Data:
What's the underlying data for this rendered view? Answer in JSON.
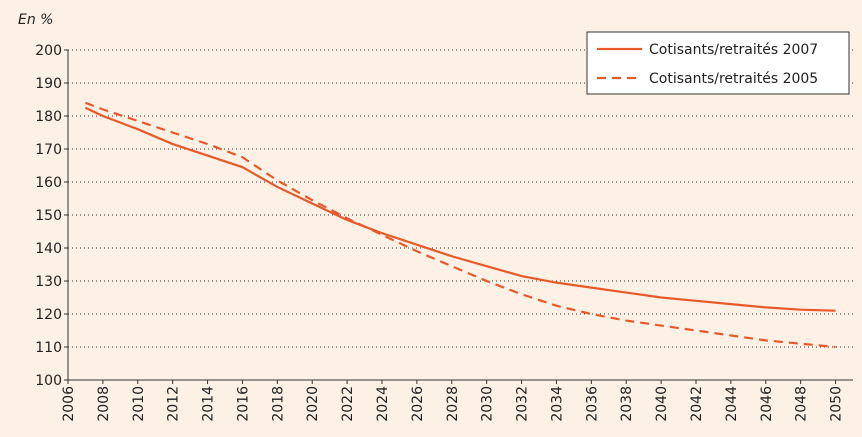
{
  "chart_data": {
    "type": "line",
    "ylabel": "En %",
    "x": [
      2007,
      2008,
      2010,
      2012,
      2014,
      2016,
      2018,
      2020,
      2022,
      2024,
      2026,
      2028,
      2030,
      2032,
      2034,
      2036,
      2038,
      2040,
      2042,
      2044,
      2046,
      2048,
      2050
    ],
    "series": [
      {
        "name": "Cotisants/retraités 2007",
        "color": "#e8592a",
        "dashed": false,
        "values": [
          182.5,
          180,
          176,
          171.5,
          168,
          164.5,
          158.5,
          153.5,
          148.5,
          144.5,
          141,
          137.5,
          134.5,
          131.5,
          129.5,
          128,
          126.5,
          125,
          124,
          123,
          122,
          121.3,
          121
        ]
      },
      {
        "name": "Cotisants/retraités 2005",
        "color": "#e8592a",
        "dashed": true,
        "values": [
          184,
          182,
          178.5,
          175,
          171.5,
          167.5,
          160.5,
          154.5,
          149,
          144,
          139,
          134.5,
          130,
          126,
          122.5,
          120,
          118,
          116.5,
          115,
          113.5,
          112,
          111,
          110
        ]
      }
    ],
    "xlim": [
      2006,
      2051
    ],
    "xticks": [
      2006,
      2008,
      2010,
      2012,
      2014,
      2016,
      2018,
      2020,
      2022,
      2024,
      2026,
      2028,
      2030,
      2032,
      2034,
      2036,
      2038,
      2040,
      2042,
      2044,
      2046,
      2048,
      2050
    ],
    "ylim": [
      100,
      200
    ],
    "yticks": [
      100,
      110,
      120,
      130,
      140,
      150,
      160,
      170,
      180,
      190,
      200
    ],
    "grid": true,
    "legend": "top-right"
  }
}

What you need to do: Pictures are excluded; copy every other part of the records exactly.

Response below:
What's the underlying data for this rendered view? Answer in JSON.
{
  "chart_data": {
    "type": "line",
    "ylabel": "En %",
    "x": [
      2007,
      2008,
      2010,
      2012,
      2014,
      2016,
      2018,
      2020,
      2022,
      2024,
      2026,
      2028,
      2030,
      2032,
      2034,
      2036,
      2038,
      2040,
      2042,
      2044,
      2046,
      2048,
      2050
    ],
    "series": [
      {
        "name": "Cotisants/retraités 2007",
        "color": "#e8592a",
        "dashed": false,
        "values": [
          182.5,
          180,
          176,
          171.5,
          168,
          164.5,
          158.5,
          153.5,
          148.5,
          144.5,
          141,
          137.5,
          134.5,
          131.5,
          129.5,
          128,
          126.5,
          125,
          124,
          123,
          122,
          121.3,
          121
        ]
      },
      {
        "name": "Cotisants/retraités 2005",
        "color": "#e8592a",
        "dashed": true,
        "values": [
          184,
          182,
          178.5,
          175,
          171.5,
          167.5,
          160.5,
          154.5,
          149,
          144,
          139,
          134.5,
          130,
          126,
          122.5,
          120,
          118,
          116.5,
          115,
          113.5,
          112,
          111,
          110
        ]
      }
    ],
    "xlim": [
      2006,
      2051
    ],
    "xticks": [
      2006,
      2008,
      2010,
      2012,
      2014,
      2016,
      2018,
      2020,
      2022,
      2024,
      2026,
      2028,
      2030,
      2032,
      2034,
      2036,
      2038,
      2040,
      2042,
      2044,
      2046,
      2048,
      2050
    ],
    "ylim": [
      100,
      200
    ],
    "yticks": [
      100,
      110,
      120,
      130,
      140,
      150,
      160,
      170,
      180,
      190,
      200
    ],
    "grid": true,
    "legend": "top-right"
  }
}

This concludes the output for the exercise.